Brano fornito:
------------------------
Hernan Cortés - noto come
Hernando o Fernando, o Fernand come lui si firmava - nato a Medellin in
Estremadura l'anno 1485, nel 1511 lo troviamo a Cuba segretario del Governatore
don Diego Velasquez, che per disfarsene lo inviò ad esplorare la penisola dello
Yucatan, dove Hernan Cortés approdò Il 21 aprile del 1519. Lo Yucatan era la
terra dei Maya, l'avevano occupata nel V secolo d.C. I Maya, erano diventati
potenti per essersi diffusi nell'America centrale, per poi espandersi ancora nel
Guatemala e nell'estremo sud del Mexico. Essi entrarono in fecondo contatto
intorno al 900 a.C con popolazioni come gli Olmechi, i Totonachi, i Toltechi, i
Zapotechi, e realizzarono costruzioni di grandi centri urbani con livelli
architettonici sorprendenti. In seguito i Maya registrarono divisioni, lotte tra
città e città, giungendo ad un inesorabile declino. Quando gli Spagnoli
arrivarono nello Yucatan i Maya erano ormai ridotti al nulla.
------------------------
Consegna 1: Ricopia dai record le righe che vanno da quella contenente "data-point-triangle (139, 187, 149, 196)" fino a quella contenente "data-point-triangle (403, 697, 412, 706)", entrambe incluse.

Record forniti:
------------------------
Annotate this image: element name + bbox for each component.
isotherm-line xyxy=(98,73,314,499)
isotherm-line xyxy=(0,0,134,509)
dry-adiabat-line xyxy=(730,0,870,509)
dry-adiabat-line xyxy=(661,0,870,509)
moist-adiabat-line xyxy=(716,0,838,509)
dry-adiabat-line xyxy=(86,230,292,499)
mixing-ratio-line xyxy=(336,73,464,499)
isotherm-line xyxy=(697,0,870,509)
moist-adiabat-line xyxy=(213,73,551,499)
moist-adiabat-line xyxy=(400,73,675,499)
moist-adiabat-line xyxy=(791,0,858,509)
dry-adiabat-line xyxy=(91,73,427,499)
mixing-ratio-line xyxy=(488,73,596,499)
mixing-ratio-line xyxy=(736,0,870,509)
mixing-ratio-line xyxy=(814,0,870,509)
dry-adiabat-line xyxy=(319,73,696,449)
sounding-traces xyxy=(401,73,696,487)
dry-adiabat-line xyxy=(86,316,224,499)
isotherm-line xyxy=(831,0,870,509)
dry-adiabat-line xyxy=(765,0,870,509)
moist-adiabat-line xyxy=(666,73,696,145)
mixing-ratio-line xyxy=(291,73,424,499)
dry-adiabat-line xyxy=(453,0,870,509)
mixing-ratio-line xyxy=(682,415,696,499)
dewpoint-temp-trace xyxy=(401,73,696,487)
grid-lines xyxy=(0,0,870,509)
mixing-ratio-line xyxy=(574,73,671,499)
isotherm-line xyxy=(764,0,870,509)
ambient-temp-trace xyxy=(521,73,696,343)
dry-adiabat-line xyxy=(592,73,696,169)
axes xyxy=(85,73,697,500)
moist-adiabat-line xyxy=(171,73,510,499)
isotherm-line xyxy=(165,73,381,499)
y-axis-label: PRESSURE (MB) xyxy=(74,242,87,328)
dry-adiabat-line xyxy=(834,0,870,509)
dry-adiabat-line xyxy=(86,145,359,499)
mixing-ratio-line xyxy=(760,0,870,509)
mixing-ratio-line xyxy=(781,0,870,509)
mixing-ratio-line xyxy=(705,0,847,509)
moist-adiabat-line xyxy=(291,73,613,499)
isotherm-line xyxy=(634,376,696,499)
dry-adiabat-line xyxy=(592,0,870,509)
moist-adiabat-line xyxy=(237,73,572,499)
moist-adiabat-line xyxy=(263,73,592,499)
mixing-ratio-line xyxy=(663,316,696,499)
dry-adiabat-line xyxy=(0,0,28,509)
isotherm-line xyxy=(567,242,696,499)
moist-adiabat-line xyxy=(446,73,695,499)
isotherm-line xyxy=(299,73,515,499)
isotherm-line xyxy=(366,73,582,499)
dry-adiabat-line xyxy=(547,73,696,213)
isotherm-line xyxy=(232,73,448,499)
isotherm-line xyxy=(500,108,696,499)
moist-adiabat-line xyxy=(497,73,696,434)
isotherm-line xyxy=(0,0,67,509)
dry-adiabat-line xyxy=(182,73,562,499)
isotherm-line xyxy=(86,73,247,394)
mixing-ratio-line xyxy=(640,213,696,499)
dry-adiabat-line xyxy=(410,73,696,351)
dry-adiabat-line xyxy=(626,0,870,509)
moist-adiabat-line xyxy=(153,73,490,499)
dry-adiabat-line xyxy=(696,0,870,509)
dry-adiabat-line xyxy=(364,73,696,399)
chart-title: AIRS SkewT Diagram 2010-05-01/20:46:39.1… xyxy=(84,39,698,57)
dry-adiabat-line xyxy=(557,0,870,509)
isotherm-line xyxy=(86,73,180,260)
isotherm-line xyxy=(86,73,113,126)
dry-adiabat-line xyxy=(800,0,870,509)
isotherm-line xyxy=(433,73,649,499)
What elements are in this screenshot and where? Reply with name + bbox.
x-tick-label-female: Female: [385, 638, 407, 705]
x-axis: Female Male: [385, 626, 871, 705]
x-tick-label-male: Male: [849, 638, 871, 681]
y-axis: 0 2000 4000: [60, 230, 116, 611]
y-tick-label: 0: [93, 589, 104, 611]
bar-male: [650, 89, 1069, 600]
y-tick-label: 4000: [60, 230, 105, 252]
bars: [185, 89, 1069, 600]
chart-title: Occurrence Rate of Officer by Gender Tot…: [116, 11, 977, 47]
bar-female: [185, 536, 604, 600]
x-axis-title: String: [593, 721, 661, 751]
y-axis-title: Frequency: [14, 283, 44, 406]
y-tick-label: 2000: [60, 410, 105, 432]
------------------------
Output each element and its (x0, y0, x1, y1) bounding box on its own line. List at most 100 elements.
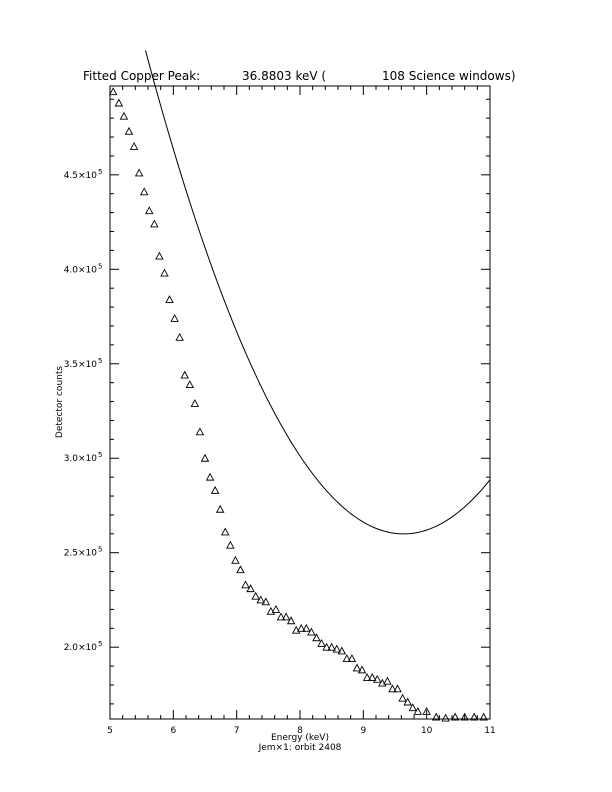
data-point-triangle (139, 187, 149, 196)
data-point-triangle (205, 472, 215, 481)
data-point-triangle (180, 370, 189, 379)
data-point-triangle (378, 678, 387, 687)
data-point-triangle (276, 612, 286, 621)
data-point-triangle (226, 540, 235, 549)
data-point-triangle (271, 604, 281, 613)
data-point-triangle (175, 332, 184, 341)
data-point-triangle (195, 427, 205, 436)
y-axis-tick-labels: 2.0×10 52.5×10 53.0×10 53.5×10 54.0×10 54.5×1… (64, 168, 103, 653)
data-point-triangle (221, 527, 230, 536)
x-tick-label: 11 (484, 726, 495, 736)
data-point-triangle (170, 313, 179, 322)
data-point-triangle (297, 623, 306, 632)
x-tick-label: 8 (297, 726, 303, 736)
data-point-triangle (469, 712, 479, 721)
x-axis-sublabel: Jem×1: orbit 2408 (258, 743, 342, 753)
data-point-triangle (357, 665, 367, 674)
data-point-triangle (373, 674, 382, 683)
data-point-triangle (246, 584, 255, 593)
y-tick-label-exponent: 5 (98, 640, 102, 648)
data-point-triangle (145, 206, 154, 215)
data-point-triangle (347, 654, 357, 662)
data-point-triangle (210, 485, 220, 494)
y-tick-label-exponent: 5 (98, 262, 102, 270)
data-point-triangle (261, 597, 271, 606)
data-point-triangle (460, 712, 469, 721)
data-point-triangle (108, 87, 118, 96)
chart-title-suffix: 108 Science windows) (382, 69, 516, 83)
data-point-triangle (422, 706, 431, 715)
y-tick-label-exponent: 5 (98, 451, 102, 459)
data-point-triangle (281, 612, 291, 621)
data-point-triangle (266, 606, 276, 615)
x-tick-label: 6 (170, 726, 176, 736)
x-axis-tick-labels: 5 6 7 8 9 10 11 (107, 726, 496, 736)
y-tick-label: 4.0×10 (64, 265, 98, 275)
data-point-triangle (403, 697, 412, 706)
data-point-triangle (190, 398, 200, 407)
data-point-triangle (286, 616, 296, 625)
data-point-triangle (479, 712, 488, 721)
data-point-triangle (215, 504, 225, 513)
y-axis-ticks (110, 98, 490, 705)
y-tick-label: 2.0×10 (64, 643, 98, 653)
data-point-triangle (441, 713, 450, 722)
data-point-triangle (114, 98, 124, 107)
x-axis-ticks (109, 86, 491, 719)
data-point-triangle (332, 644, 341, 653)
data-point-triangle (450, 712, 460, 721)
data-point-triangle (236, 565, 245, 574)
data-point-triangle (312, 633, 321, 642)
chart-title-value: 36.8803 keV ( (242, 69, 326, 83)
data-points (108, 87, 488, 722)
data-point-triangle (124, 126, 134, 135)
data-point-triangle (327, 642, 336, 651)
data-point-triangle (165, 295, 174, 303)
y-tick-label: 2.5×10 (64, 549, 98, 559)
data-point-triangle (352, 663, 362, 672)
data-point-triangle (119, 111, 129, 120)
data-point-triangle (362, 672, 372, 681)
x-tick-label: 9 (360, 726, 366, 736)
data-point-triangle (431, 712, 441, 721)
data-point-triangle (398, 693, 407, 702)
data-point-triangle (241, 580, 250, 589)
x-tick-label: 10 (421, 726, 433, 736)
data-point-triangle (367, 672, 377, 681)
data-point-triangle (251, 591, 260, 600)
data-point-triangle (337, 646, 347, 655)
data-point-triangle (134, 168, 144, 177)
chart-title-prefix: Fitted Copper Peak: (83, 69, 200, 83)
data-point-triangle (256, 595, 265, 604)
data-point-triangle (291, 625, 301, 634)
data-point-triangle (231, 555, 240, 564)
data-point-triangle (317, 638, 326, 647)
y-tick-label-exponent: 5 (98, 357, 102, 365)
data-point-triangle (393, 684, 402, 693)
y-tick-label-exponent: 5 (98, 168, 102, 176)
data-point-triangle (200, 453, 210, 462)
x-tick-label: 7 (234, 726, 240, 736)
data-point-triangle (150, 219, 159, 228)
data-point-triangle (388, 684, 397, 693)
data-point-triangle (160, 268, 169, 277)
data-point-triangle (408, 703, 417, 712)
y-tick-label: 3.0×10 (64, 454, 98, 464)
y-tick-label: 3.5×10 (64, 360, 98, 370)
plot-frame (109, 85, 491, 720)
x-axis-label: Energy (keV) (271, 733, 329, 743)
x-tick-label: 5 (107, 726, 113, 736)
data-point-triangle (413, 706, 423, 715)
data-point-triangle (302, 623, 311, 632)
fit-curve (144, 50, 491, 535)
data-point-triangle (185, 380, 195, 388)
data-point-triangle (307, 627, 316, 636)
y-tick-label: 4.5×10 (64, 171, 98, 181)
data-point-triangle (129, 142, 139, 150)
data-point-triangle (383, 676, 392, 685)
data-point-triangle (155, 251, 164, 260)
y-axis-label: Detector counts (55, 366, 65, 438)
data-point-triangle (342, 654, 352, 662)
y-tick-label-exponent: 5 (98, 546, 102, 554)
------------------------
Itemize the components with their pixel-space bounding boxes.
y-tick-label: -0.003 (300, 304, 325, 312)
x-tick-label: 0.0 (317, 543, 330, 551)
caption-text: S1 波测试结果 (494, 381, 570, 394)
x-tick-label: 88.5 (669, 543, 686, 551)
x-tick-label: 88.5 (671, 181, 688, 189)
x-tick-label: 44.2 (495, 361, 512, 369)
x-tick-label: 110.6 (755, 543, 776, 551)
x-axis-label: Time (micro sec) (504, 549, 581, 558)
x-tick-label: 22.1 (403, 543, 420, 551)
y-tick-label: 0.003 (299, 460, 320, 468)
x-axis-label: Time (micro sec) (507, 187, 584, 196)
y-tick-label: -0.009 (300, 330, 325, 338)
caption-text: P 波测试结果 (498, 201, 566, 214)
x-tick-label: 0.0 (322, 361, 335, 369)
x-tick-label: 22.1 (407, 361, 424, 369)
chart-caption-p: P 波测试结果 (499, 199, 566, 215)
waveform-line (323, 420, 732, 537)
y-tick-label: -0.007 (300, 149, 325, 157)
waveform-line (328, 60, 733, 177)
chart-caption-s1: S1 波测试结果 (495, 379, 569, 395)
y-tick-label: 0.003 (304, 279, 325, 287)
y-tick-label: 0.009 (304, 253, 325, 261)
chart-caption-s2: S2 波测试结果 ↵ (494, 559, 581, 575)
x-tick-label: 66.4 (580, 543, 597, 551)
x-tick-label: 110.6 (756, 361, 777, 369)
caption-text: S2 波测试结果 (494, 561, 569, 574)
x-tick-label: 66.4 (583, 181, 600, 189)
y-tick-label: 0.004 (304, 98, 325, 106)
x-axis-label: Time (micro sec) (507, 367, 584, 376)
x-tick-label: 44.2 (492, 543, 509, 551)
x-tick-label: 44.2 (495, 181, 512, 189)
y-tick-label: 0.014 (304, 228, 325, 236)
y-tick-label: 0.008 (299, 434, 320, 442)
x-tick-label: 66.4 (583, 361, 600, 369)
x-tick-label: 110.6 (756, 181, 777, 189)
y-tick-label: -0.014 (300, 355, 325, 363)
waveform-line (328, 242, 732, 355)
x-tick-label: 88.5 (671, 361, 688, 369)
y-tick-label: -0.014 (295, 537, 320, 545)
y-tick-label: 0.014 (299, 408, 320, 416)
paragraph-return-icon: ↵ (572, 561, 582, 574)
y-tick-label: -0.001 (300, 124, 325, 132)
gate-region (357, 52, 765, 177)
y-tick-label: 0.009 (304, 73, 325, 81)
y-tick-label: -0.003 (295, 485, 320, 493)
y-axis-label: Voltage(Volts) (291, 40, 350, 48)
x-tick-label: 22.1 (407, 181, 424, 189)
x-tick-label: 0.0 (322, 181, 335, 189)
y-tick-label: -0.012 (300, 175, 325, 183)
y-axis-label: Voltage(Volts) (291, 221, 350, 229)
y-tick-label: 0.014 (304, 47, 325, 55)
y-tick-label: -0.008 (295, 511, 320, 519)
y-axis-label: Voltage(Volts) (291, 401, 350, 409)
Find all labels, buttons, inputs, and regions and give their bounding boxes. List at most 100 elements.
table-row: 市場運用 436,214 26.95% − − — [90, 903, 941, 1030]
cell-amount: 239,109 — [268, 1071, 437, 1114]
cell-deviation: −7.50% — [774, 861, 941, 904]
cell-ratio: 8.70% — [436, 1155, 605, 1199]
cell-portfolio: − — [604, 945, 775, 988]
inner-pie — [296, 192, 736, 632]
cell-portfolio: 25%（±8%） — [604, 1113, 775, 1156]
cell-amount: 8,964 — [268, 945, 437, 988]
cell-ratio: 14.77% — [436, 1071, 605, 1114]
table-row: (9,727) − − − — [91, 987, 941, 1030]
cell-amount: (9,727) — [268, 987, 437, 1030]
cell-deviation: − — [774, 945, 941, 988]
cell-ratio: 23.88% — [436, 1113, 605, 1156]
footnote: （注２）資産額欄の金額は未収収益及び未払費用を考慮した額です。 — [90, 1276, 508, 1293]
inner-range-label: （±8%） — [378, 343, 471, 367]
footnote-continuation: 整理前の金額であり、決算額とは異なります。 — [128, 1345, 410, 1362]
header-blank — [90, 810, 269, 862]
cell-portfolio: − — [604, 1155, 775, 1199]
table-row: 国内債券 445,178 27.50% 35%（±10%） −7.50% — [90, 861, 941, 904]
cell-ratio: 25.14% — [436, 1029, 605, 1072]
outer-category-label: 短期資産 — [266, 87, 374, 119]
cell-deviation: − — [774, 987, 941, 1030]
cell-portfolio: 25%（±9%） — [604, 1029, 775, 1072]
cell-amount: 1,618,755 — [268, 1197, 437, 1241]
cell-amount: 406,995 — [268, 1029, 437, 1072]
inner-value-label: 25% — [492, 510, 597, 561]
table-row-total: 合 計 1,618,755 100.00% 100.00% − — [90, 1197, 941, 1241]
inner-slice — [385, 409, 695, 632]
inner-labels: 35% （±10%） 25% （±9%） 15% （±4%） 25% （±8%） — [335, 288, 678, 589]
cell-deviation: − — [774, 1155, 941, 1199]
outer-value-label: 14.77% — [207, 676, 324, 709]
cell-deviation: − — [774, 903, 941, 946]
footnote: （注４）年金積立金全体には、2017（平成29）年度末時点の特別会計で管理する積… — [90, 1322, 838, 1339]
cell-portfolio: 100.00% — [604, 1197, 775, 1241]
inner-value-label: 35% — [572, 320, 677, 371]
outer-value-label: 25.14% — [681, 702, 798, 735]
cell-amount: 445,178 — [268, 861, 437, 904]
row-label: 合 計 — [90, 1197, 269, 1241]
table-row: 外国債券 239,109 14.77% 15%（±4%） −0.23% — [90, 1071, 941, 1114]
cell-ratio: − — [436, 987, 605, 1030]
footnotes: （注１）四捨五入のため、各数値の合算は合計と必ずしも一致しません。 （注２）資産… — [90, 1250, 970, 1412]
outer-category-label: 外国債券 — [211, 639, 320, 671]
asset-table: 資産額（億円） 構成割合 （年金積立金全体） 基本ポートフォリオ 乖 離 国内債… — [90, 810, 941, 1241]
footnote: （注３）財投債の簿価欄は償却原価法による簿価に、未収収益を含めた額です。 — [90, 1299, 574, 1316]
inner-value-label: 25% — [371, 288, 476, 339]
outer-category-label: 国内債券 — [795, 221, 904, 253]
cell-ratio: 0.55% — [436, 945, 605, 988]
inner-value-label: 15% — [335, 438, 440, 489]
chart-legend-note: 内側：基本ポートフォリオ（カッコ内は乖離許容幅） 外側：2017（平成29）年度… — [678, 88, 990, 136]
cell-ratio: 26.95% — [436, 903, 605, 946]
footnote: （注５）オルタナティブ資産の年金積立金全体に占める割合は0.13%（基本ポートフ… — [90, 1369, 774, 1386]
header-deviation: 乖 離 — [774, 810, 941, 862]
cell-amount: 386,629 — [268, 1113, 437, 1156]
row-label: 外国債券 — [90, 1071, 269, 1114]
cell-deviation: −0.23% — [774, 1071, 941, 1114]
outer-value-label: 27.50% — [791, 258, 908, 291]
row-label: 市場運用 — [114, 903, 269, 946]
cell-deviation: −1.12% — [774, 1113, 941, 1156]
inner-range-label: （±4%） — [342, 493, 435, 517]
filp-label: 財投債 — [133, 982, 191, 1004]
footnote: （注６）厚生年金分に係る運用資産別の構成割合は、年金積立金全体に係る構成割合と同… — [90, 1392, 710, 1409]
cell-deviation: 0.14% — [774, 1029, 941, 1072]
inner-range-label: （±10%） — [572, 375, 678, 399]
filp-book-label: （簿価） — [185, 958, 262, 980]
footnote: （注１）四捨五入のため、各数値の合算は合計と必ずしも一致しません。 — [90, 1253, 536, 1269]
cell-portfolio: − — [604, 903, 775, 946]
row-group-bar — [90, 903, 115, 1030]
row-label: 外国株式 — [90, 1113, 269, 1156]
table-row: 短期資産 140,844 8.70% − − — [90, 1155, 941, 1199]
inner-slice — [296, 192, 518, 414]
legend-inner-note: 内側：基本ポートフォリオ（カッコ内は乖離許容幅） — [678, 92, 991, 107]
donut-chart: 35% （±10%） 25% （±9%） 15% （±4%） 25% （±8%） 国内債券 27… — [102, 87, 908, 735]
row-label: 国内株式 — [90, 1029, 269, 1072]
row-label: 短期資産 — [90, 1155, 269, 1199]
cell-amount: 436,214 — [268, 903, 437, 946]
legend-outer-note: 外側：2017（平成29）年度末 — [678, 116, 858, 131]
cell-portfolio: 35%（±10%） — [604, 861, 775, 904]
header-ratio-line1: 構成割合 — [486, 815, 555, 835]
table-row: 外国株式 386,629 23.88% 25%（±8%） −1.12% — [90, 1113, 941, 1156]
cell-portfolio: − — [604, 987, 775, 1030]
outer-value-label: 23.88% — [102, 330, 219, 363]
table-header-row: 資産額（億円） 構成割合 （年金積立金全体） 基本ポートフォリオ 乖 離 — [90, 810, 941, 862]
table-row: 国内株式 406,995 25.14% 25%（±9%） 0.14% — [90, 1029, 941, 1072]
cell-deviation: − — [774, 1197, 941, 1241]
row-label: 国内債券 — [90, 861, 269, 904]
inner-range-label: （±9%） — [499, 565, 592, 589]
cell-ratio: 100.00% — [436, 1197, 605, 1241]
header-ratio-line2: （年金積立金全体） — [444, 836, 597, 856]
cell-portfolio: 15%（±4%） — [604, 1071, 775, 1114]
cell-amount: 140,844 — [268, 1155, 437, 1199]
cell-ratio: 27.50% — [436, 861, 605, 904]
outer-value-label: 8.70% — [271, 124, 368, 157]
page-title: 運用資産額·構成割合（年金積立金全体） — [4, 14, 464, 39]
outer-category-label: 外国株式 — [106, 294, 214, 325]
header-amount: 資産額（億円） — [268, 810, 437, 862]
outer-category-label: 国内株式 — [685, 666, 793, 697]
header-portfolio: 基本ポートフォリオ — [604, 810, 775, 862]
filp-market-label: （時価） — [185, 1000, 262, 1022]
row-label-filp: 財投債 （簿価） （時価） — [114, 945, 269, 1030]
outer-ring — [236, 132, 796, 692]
------------------------
Consegna 2: Secondo il brano fornito, in quale data Hernan Cortés approdò nello Yucatan?

Risposta completa 1:
data-point-triangle (139, 187, 149, 196)
data-point-triangle (205, 472, 215, 481)
data-point-triangle (180, 370, 189, 379)
data-point-triangle (378, 678, 387, 687)
data-point-triangle (276, 612, 286, 621)
data-point-triangle (226, 540, 235, 549)
data-point-triangle (271, 604, 281, 613)
data-point-triangle (175, 332, 184, 341)
data-point-triangle (195, 427, 205, 436)
y-axis-tick-labels: 2.0×10 52.5×10 53.0×10 53.5×10 54.0×10 54.5×1… (64, 168, 103, 653)
data-point-triangle (221, 527, 230, 536)
x-tick-label: 11 (484, 726, 495, 736)
data-point-triangle (170, 313, 179, 322)
data-point-triangle (297, 623, 306, 632)
x-tick-label: 8 (297, 726, 303, 736)
data-point-triangle (469, 712, 479, 721)
x-axis-sublabel: Jem×1: orbit 2408 (258, 743, 342, 753)
data-point-triangle (357, 665, 367, 674)
data-point-triangle (373, 674, 382, 683)
data-point-triangle (246, 584, 255, 593)
y-tick-label-exponent: 5 (98, 640, 102, 648)
data-point-triangle (145, 206, 154, 215)
data-point-triangle (347, 654, 357, 662)
data-point-triangle (210, 485, 220, 494)
y-tick-label-exponent: 5 (98, 262, 102, 270)
data-point-triangle (261, 597, 271, 606)
data-point-triangle (460, 712, 469, 721)
data-point-triangle (108, 87, 118, 96)
chart-title-suffix: 108 Science windows) (382, 69, 516, 83)
data-point-triangle (422, 706, 431, 715)
y-tick-label-exponent: 5 (98, 451, 102, 459)
data-point-triangle (281, 612, 291, 621)
data-point-triangle (266, 606, 276, 615)
x-tick-label: 6 (170, 726, 176, 736)
x-axis-tick-labels: 5 6 7 8 9 10 11 (107, 726, 496, 736)
y-tick-label: 4.0×10 (64, 265, 98, 275)
data-point-triangle (403, 697, 412, 706)

Risposta completa 2: Il 21 aprile del 1519.